**Stored rows:**
[Start]

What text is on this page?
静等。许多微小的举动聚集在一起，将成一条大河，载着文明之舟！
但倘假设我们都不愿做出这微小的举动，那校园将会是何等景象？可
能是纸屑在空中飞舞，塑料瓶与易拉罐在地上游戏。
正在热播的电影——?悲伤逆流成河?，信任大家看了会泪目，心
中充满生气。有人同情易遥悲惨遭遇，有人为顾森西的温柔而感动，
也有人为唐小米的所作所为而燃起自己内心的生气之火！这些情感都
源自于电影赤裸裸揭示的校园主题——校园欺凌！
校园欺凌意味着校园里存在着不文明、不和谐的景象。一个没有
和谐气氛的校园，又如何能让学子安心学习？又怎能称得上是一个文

[End]

**Problem details:** Return all of the above records exactly, leaving no line out.

**Written answer:**
What text is on this page?
静等。许多微小的举动聚集在一起，将成一条大河，载着文明之舟！
但倘假设我们都不愿做出这微小的举动，那校园将会是何等景象？可
能是纸屑在空中飞舞，塑料瓶与易拉罐在地上游戏。
正在热播的电影——?悲伤逆流成河?，信任大家看了会泪目，心
中充满生气。有人同情易遥悲惨遭遇，有人为顾森西的温柔而感动，
也有人为唐小米的所作所为而燃起自己内心的生气之火！这些情感都
源自于电影赤裸裸揭示的校园主题——校园欺凌！
校园欺凌意味着校园里存在着不文明、不和谐的景象。一个没有
和谐气氛的校园，又如何能让学子安心学习？又怎能称得上是一个文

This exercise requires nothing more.